Where a line contains the word "active", copy that line in full.

=-=-=

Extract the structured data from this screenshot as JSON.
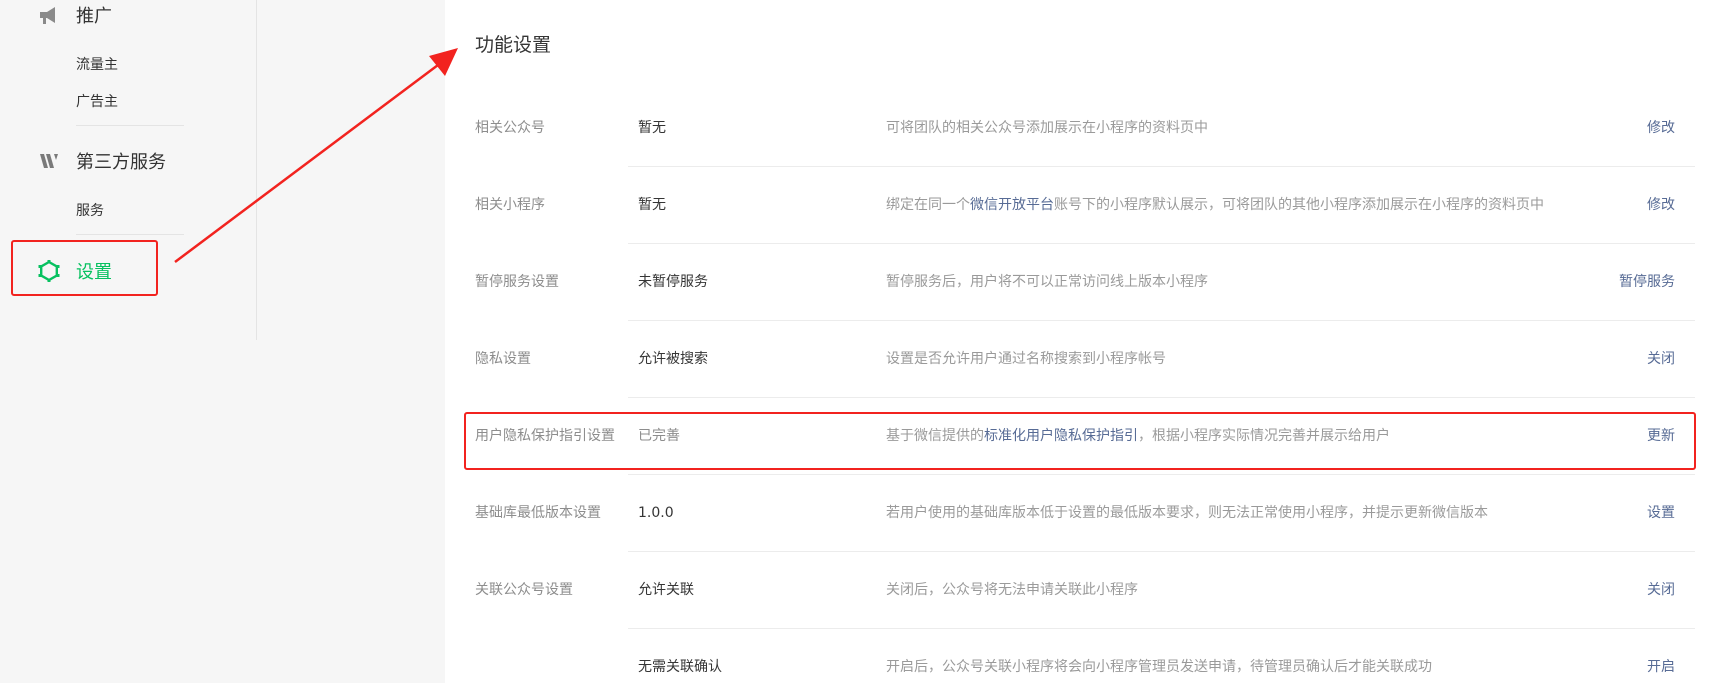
{
  "sidebar": {
    "promotion": {
      "label": "推广",
      "icon": "megaphone-icon",
      "items": [
        "流量主",
        "广告主"
      ]
    },
    "third_party": {
      "label": "第三方服务",
      "icon": "third-party-icon",
      "items": [
        "服务"
      ]
    },
    "settings": {
      "label": "设置",
      "icon": "gear-icon",
      "color": "#07c160"
    }
  },
  "main": {
    "title": "功能设置",
    "rows": [
      {
        "label": "相关公众号",
        "value": "暂无",
        "desc": "可将团队的相关公众号添加展示在小程序的资料页中",
        "action": "修改"
      },
      {
        "label": "相关小程序",
        "value": "暂无",
        "desc_pre": "绑定在同一个",
        "desc_link": "微信开放平台",
        "desc_post": "账号下的小程序默认展示，可将团队的其他小程序添加展示在小程序的资料页中",
        "action": "修改"
      },
      {
        "label": "暂停服务设置",
        "value": "未暂停服务",
        "desc": "暂停服务后，用户将不可以正常访问线上版本小程序",
        "action": "暂停服务"
      },
      {
        "label": "隐私设置",
        "value": "允许被搜索",
        "desc": "设置是否允许用户通过名称搜索到小程序帐号",
        "action": "关闭"
      },
      {
        "label": "用户隐私保护指引设置",
        "value": "已完善",
        "desc_pre": "基于微信提供的",
        "desc_link": "标准化用户隐私保护指引",
        "desc_post": "，根据小程序实际情况完善并展示给用户",
        "action": "更新"
      },
      {
        "label": "基础库最低版本设置",
        "value": "1.0.0",
        "desc": "若用户使用的基础库版本低于设置的最低版本要求，则无法正常使用小程序，并提示更新微信版本",
        "action": "设置"
      },
      {
        "label": "关联公众号设置",
        "value": "允许关联",
        "desc": "关闭后，公众号将无法申请关联此小程序",
        "action": "关闭"
      },
      {
        "label": "",
        "value": "无需关联确认",
        "desc": "开启后，公众号关联小程序将会向小程序管理员发送申请，待管理员确认后才能关联成功",
        "action": "开启"
      }
    ]
  },
  "colors": {
    "link": "#576b95",
    "accent": "#07c160",
    "annotation": "#f2231f"
  }
}
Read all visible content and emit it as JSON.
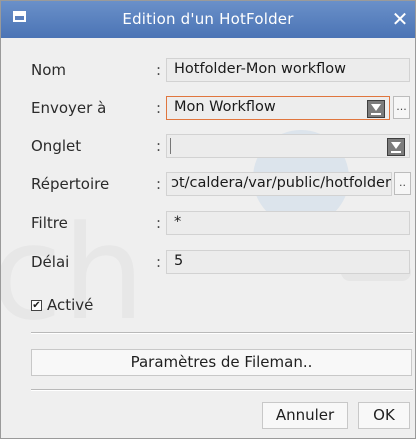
{
  "window": {
    "title": "Edition d'un HotFolder",
    "close_glyph": "✕"
  },
  "form": {
    "nom": {
      "label": "Nom",
      "value": "Hotfolder-Mon workflow"
    },
    "envoyer": {
      "label": "Envoyer à",
      "value": "Mon Workflow",
      "more": "..."
    },
    "onglet": {
      "label": "Onglet",
      "value": ""
    },
    "repertoire": {
      "label": "Répertoire",
      "value": "ɔt/caldera/var/public/hotfolder",
      "more": ".."
    },
    "filtre": {
      "label": "Filtre",
      "value": "*"
    },
    "delai": {
      "label": "Délai",
      "value": "5"
    },
    "colon": ":"
  },
  "active": {
    "label": "Activé",
    "checked": true,
    "mark": "✔"
  },
  "buttons": {
    "fileman": "Paramètres de Fileman..",
    "cancel": "Annuler",
    "ok": "OK"
  },
  "colors": {
    "titlebar": "#5a82c2",
    "focus_border": "#e0763e",
    "background": "#efefef"
  }
}
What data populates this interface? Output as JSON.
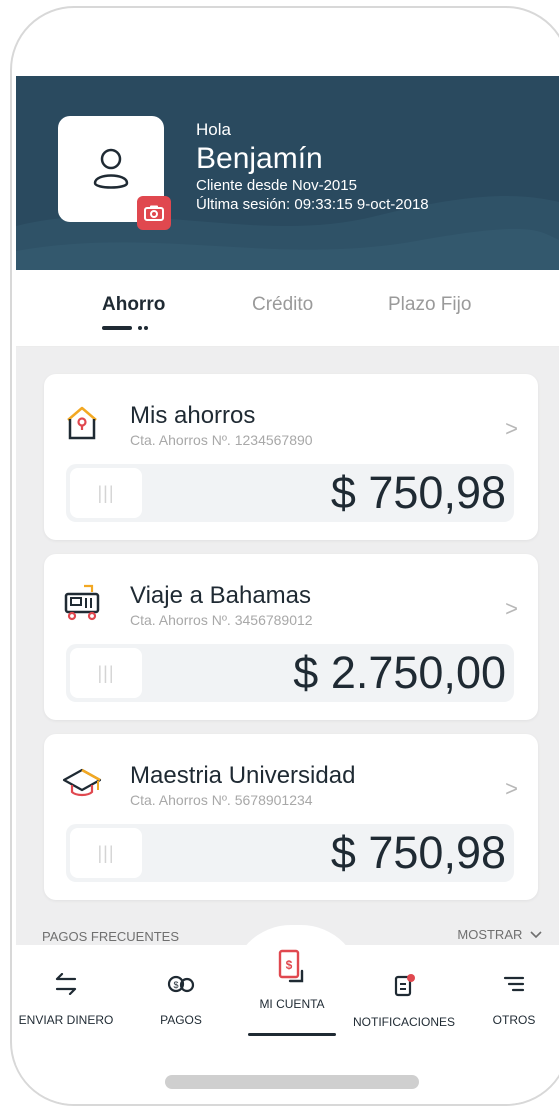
{
  "header": {
    "greeting": "Hola",
    "name": "Benjamín",
    "client_since": "Cliente desde Nov-2015",
    "last_session": "Última sesión: 09:33:15 9-oct-2018"
  },
  "tabs": [
    {
      "label": "Ahorro",
      "active": true
    },
    {
      "label": "Crédito",
      "active": false
    },
    {
      "label": "Plazo Fijo",
      "active": false
    }
  ],
  "accounts": [
    {
      "title": "Mis ahorros",
      "subtitle": "Cta. Ahorros Nº. 1234567890",
      "amount": "$ 750,98",
      "icon": "house-icon"
    },
    {
      "title": "Viaje a Bahamas",
      "subtitle": "Cta. Ahorros Nº. 3456789012",
      "amount": "$ 2.750,00",
      "icon": "luggage-icon"
    },
    {
      "title": "Maestria Universidad",
      "subtitle": "Cta. Ahorros Nº. 5678901234",
      "amount": "$ 750,98",
      "icon": "graduation-cap-icon"
    }
  ],
  "slider_handle": "|||",
  "chevron": ">",
  "bottom": {
    "frequent_payments": "PAGOS FRECUENTES",
    "show": "MOSTRAR",
    "nav": [
      {
        "label": "ENVIAR DINERO",
        "icon": "transfer-arrows-icon"
      },
      {
        "label": "PAGOS",
        "icon": "coins-icon"
      },
      {
        "label": "MI CUENTA",
        "icon": "account-phone-icon",
        "active": true
      },
      {
        "label": "NOTIFICACIONES",
        "icon": "notifications-icon"
      },
      {
        "label": "OTROS",
        "icon": "menu-lines-icon"
      }
    ]
  },
  "colors": {
    "header": "#2a4a5f",
    "accent_red": "#e0484f",
    "text_dark": "#1f2a33",
    "background": "#eeeeef"
  }
}
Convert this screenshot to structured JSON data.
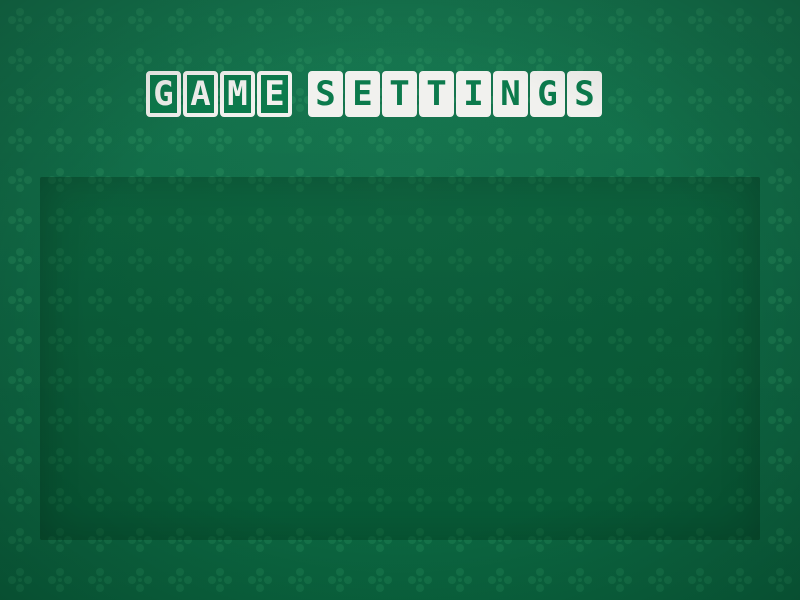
{
  "title": {
    "word1": [
      "G",
      "A",
      "M",
      "E"
    ],
    "word2": [
      "S",
      "E",
      "T",
      "T",
      "I",
      "N",
      "G",
      "S"
    ]
  },
  "colors": {
    "background": "#0b6b43",
    "pattern": "#2c9b62",
    "panel": "#0a5d37",
    "tile_text": "#f1f1ee",
    "tile_fill": "#0c7a4c"
  },
  "icons": {
    "background_pattern": "flower-pattern-icon"
  }
}
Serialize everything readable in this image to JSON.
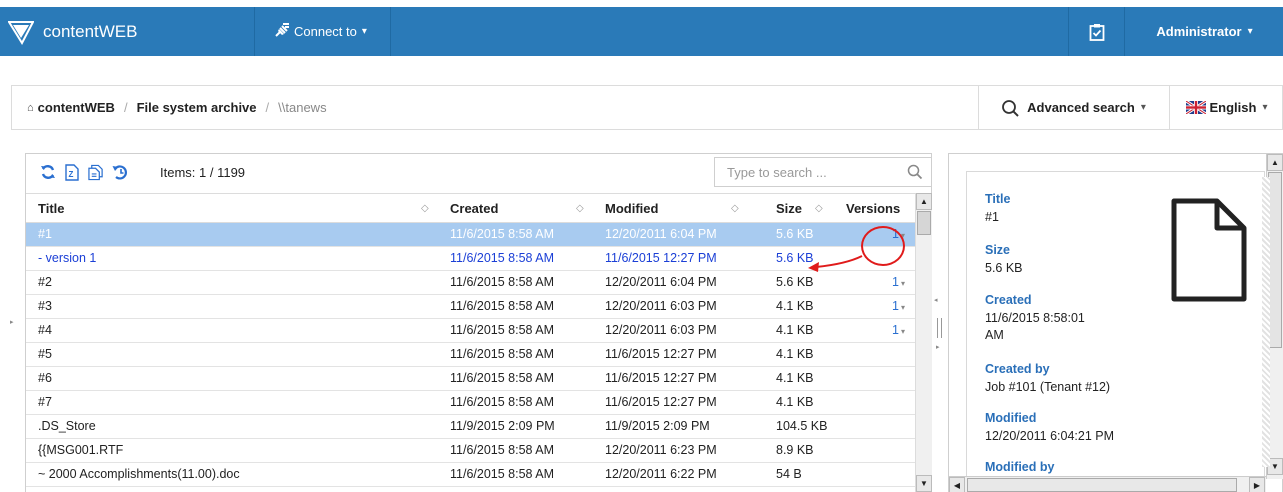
{
  "app": {
    "name": "contentWEB",
    "connect_label": "Connect to",
    "user_label": "Administrator"
  },
  "breadcrumb": {
    "home": "contentWEB",
    "section": "File system archive",
    "current": "\\\\tanews"
  },
  "header_actions": {
    "advanced_search": "Advanced search",
    "language": "English"
  },
  "toolbar": {
    "items_label": "Items: 1 / 1199",
    "search_placeholder": "Type to search ..."
  },
  "grid": {
    "columns": [
      "Title",
      "Created",
      "Modified",
      "Size",
      "Versions"
    ],
    "rows": [
      {
        "title": "#1",
        "created": "11/6/2015 8:58 AM",
        "modified": "12/20/2011 6:04 PM",
        "size": "5.6 KB",
        "versions": "1"
      },
      {
        "title": "- version 1",
        "created": "11/6/2015 8:58 AM",
        "modified": "11/6/2015 12:27 PM",
        "size": "5.6 KB",
        "versions": ""
      },
      {
        "title": "#2",
        "created": "11/6/2015 8:58 AM",
        "modified": "12/20/2011 6:04 PM",
        "size": "5.6 KB",
        "versions": "1"
      },
      {
        "title": "#3",
        "created": "11/6/2015 8:58 AM",
        "modified": "12/20/2011 6:03 PM",
        "size": "4.1 KB",
        "versions": "1"
      },
      {
        "title": "#4",
        "created": "11/6/2015 8:58 AM",
        "modified": "12/20/2011 6:03 PM",
        "size": "4.1 KB",
        "versions": "1"
      },
      {
        "title": "#5",
        "created": "11/6/2015 8:58 AM",
        "modified": "11/6/2015 12:27 PM",
        "size": "4.1 KB",
        "versions": ""
      },
      {
        "title": "#6",
        "created": "11/6/2015 8:58 AM",
        "modified": "11/6/2015 12:27 PM",
        "size": "4.1 KB",
        "versions": ""
      },
      {
        "title": "#7",
        "created": "11/6/2015 8:58 AM",
        "modified": "11/6/2015 12:27 PM",
        "size": "4.1 KB",
        "versions": ""
      },
      {
        "title": ".DS_Store",
        "created": "11/9/2015 2:09 PM",
        "modified": "11/9/2015 2:09 PM",
        "size": "104.5 KB",
        "versions": ""
      },
      {
        "title": "{{MSG001.RTF",
        "created": "11/6/2015 8:58 AM",
        "modified": "12/20/2011 6:23 PM",
        "size": "8.9 KB",
        "versions": ""
      },
      {
        "title": "~ 2000 Accomplishments(11.00).doc",
        "created": "11/6/2015 8:58 AM",
        "modified": "12/20/2011 6:22 PM",
        "size": "54 B",
        "versions": ""
      }
    ]
  },
  "details": {
    "fields": [
      {
        "label": "Title",
        "value": "#1"
      },
      {
        "label": "Size",
        "value": "5.6 KB"
      },
      {
        "label": "Created",
        "value": "11/6/2015 8:58:01 AM"
      },
      {
        "label": "Created by",
        "value": "Job #101 (Tenant #12)"
      },
      {
        "label": "Modified",
        "value": "12/20/2011 6:04:21 PM"
      },
      {
        "label": "Modified by",
        "value": ""
      }
    ]
  },
  "colors": {
    "navbar": "#2a7ab8",
    "selected_row": "#a8cbf0",
    "version_text": "#1b3fd6",
    "annotation_red": "#e01b1b",
    "detail_label": "#2a6fb8"
  }
}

=-=-=

ANSWER TO THIS PROBLEM
  "active": {
      "active": true
      "active": false
      "active": false
        "active": true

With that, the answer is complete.